[Records drawn from a dataset]
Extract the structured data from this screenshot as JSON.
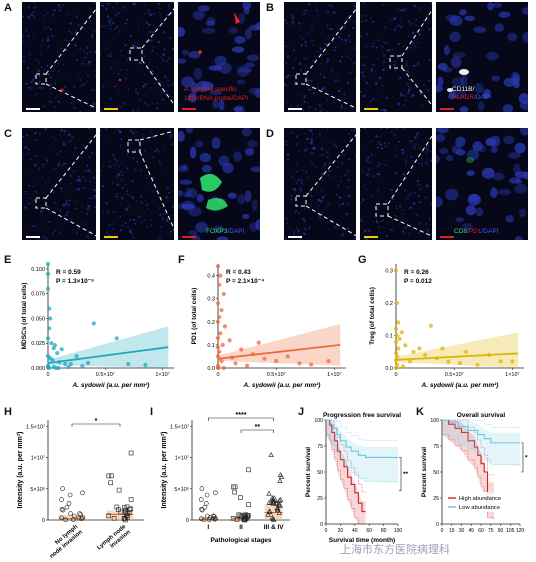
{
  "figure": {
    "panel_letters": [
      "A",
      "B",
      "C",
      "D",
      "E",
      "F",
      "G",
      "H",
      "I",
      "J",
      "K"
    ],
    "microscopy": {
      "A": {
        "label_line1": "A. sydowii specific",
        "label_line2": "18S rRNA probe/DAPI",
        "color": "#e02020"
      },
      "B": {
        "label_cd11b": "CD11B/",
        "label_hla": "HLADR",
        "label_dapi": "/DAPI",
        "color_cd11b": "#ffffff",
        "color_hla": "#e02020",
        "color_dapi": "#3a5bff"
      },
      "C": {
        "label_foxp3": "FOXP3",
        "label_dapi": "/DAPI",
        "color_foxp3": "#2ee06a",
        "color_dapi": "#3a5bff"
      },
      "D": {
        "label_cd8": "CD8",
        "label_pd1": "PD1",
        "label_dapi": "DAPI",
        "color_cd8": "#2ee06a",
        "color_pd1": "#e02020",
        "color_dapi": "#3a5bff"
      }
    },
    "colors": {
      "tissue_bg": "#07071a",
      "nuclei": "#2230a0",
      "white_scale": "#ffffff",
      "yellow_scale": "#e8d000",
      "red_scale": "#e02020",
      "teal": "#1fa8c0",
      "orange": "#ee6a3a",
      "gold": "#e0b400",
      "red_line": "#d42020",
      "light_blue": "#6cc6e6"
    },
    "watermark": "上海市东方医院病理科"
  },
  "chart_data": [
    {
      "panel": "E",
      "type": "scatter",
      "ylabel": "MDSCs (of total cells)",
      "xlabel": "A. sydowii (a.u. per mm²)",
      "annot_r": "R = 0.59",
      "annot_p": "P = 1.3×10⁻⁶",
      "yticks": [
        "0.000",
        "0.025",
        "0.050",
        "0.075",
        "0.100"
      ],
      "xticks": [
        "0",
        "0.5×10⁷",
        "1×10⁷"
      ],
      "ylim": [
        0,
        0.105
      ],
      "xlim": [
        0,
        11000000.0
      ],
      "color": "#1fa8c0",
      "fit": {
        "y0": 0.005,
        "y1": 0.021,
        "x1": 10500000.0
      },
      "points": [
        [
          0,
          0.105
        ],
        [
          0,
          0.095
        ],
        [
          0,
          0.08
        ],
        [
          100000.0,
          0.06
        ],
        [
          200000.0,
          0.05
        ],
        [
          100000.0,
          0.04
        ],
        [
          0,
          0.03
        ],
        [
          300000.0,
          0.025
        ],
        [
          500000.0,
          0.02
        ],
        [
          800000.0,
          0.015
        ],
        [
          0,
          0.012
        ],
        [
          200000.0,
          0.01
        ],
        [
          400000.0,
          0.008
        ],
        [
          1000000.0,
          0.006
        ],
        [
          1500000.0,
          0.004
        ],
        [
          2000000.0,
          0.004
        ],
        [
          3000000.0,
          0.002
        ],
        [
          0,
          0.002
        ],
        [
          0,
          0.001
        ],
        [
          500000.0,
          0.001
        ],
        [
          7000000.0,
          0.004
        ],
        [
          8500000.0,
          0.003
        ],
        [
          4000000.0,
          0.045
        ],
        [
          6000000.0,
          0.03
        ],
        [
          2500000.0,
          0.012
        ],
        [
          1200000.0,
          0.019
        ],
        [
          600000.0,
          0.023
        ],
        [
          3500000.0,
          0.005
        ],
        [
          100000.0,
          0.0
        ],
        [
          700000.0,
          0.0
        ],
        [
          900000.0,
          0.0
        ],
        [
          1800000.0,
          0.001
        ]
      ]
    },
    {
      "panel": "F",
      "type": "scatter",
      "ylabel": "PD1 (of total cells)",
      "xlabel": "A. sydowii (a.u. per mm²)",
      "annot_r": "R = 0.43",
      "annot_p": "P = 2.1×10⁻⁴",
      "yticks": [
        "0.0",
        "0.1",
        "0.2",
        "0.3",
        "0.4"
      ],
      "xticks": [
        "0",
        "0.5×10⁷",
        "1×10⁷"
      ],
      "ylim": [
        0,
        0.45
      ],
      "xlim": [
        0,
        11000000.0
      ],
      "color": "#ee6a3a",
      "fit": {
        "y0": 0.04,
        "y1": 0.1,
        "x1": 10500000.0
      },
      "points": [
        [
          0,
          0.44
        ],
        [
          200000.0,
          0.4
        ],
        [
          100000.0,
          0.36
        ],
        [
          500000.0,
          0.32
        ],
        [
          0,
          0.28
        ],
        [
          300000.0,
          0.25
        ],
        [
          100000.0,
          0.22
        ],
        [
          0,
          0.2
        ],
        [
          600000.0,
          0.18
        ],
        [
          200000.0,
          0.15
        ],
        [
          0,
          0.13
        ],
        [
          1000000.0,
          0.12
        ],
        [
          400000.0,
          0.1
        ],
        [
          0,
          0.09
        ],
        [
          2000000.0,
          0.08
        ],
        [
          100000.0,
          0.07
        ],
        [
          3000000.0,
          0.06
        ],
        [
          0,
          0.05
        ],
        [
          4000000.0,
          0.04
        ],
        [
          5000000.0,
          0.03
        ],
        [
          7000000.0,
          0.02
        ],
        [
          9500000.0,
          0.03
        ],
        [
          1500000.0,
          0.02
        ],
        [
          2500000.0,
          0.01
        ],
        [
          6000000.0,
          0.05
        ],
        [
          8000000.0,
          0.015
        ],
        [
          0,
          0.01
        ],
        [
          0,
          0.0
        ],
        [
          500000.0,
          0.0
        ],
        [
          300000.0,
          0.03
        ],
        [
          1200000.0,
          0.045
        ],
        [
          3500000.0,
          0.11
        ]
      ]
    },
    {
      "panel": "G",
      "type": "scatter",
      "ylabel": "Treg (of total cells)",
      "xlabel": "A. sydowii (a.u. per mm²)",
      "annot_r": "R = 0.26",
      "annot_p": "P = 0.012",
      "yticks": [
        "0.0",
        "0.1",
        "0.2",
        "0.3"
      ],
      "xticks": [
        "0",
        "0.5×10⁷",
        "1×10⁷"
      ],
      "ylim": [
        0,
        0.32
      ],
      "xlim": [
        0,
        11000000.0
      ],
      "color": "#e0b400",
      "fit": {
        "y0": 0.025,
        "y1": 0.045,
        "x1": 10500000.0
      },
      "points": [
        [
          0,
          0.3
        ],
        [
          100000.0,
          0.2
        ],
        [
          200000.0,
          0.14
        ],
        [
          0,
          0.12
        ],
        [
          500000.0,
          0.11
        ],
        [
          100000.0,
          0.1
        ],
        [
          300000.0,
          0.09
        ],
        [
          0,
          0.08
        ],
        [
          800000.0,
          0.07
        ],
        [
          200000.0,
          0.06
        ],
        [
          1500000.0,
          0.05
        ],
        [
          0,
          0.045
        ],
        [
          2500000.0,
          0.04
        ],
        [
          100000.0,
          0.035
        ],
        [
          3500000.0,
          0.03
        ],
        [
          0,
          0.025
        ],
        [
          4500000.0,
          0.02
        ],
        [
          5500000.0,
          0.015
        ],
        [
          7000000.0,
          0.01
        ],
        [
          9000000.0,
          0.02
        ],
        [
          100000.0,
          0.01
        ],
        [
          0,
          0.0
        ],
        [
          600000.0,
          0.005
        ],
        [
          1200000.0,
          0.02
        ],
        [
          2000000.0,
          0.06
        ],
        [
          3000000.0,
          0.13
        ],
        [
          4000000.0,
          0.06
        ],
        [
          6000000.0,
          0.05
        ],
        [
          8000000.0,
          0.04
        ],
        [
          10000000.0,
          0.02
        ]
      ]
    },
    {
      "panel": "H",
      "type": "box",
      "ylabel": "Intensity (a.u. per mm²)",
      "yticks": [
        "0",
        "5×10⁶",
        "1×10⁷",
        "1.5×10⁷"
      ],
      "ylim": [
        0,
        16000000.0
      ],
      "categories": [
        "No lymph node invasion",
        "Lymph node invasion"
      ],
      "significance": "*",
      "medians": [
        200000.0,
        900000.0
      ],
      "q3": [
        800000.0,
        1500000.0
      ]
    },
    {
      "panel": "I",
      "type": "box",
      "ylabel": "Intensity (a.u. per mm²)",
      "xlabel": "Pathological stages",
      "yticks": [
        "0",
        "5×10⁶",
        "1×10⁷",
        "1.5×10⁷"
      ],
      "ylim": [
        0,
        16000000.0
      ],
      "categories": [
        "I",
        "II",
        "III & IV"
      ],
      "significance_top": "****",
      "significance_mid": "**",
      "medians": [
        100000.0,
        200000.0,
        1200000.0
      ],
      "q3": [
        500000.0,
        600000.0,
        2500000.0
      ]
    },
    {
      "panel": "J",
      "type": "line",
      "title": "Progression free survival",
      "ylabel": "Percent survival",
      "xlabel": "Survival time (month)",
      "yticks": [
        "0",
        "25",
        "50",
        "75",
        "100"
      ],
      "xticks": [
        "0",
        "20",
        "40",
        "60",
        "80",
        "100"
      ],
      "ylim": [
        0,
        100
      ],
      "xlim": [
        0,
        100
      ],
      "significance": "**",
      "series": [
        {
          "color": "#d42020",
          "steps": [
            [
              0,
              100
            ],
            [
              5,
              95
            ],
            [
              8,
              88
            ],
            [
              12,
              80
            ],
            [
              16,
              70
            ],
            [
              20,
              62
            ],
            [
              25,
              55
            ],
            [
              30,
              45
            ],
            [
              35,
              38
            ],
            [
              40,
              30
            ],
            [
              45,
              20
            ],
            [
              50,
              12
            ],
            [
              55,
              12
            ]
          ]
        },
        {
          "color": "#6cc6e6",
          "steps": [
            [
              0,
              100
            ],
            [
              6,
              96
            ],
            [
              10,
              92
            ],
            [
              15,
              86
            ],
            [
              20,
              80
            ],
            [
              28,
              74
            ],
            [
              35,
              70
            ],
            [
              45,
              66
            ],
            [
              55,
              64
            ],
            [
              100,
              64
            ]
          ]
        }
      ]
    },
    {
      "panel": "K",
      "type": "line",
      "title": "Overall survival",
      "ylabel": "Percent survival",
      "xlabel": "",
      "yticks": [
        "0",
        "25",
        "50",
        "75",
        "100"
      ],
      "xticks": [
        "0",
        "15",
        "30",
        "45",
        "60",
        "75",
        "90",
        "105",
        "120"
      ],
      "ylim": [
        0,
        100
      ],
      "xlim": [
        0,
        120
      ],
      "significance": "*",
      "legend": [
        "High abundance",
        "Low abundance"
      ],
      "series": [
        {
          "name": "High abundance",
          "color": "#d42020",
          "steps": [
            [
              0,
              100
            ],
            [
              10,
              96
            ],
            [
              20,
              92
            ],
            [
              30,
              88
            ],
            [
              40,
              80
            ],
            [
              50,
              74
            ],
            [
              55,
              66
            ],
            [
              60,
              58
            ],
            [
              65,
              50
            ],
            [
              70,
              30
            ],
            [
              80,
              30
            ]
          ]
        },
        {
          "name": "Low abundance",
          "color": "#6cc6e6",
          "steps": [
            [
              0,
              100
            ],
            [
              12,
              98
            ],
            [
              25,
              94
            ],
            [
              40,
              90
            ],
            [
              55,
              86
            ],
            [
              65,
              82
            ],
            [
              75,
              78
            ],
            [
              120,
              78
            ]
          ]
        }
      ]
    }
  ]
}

* * *

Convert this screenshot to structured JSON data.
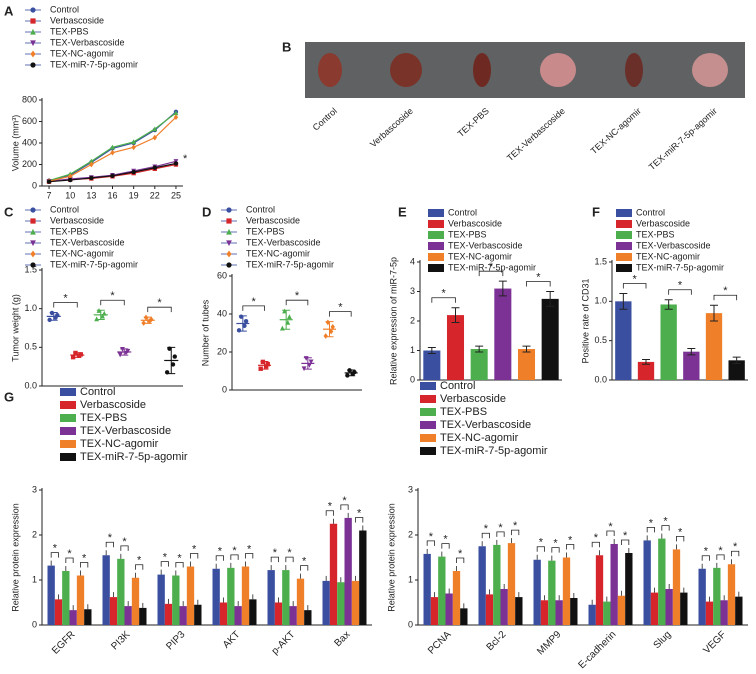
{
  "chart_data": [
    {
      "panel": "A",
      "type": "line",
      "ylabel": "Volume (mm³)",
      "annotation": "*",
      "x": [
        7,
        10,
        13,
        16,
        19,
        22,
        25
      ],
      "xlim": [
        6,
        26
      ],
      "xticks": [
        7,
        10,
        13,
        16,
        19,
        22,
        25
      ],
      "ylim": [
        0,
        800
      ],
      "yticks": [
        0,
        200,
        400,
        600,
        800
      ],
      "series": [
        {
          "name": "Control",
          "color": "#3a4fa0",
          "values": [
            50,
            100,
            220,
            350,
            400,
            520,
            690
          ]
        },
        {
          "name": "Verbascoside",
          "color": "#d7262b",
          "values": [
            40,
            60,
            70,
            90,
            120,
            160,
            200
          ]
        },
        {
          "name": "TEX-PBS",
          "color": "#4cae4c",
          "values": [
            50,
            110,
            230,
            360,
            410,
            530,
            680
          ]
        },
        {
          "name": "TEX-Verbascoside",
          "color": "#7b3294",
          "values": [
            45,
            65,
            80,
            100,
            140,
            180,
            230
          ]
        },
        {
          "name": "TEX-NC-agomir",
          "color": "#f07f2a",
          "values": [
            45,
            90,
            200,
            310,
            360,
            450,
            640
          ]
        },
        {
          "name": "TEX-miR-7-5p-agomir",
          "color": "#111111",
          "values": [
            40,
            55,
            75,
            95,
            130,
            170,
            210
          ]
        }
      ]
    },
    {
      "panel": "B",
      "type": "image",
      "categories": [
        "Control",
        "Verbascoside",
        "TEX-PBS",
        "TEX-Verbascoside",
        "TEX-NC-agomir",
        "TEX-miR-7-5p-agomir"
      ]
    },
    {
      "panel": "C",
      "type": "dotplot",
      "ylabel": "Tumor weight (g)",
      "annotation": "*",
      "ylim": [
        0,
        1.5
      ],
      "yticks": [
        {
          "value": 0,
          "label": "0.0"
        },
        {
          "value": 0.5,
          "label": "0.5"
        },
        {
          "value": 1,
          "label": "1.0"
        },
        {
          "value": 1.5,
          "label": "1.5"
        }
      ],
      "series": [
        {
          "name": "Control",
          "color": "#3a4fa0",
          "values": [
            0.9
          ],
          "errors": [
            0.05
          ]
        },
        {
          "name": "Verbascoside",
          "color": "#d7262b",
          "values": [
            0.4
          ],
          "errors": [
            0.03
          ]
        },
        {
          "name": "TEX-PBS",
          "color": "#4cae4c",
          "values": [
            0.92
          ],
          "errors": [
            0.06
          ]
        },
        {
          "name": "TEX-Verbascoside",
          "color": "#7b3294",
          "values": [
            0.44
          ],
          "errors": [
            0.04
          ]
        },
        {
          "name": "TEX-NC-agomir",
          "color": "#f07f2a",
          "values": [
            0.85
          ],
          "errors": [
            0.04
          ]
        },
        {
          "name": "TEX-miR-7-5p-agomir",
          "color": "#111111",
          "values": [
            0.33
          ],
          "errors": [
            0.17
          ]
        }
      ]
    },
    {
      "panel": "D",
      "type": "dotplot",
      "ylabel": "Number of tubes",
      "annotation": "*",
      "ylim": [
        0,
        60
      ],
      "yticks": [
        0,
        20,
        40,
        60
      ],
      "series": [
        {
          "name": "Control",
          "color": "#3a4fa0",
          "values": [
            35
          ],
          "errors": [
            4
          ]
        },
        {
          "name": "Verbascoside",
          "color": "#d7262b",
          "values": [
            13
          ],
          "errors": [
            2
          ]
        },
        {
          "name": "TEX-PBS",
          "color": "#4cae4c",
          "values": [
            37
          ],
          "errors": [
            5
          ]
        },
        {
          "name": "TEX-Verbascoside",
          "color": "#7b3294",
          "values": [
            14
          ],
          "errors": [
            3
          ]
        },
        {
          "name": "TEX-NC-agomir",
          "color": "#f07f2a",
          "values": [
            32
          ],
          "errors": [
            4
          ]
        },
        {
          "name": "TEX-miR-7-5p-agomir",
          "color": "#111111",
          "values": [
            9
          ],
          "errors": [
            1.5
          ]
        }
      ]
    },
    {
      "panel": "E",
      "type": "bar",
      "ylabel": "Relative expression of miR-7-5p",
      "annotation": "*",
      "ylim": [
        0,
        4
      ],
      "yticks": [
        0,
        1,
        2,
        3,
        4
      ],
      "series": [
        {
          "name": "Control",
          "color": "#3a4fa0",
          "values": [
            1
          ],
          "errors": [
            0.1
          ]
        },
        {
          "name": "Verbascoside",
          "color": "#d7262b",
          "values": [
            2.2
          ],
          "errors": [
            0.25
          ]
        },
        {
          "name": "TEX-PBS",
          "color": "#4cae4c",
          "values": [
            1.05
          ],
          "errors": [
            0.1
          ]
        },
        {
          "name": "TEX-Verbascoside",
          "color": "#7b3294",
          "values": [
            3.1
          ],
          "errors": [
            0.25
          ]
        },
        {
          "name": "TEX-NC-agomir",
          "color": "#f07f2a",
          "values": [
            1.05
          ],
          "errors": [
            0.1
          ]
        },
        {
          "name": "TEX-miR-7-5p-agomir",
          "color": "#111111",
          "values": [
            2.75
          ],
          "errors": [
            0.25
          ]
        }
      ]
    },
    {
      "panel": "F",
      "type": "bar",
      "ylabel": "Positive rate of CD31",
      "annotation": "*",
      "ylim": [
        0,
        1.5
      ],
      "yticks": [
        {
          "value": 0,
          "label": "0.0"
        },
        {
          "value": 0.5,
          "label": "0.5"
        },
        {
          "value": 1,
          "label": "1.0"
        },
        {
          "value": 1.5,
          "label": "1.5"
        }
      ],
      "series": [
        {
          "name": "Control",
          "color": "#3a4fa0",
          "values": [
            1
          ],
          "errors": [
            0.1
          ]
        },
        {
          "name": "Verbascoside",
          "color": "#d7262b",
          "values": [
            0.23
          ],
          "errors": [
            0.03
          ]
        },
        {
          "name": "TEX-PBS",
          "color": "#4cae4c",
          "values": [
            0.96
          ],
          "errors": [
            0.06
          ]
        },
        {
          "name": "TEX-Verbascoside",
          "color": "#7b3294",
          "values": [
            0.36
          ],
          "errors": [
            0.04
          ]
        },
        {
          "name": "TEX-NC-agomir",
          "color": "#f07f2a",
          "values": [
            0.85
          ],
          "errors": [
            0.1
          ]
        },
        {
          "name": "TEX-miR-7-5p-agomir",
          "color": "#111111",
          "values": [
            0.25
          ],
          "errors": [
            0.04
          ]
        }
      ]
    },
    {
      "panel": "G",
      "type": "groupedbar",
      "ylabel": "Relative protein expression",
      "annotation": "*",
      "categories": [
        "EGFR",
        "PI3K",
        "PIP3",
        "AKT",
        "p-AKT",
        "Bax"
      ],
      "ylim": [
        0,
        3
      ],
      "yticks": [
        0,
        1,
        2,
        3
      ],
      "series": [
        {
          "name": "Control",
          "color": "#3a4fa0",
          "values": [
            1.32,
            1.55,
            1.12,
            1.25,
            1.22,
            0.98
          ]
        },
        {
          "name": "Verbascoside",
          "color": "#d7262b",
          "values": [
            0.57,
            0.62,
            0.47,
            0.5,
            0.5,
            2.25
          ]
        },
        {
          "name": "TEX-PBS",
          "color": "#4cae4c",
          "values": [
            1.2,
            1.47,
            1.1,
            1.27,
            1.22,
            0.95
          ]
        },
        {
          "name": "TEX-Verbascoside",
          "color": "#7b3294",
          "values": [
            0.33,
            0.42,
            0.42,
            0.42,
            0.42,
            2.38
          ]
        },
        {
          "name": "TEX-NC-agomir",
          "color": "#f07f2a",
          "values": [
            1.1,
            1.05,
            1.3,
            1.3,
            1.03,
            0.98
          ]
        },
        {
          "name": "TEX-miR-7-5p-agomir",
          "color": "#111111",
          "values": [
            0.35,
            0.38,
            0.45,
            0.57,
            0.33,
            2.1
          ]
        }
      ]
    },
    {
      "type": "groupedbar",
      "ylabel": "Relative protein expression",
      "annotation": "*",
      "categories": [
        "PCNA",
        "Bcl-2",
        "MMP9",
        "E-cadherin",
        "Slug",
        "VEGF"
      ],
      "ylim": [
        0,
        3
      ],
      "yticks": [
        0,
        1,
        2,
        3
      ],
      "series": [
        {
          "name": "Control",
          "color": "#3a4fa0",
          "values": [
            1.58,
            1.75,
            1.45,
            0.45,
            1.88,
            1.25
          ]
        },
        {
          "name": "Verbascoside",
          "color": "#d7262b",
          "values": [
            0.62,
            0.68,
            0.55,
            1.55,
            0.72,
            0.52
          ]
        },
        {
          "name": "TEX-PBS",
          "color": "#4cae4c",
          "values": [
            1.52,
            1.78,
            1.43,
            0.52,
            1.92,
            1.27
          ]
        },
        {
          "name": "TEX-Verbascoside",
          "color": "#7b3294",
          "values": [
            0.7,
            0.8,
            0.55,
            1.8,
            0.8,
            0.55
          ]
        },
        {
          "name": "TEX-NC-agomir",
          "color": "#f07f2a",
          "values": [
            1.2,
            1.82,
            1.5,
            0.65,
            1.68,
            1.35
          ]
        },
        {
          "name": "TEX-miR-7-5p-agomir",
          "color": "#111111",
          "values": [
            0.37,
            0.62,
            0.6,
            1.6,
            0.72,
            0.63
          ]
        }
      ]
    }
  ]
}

## EXERCISE BRIEF
Each line holding the word "title" must be copied from the data.

## ANSWER TO THE PROBLEM
      "title": "Progression free survival",
      "title": "Overall survival",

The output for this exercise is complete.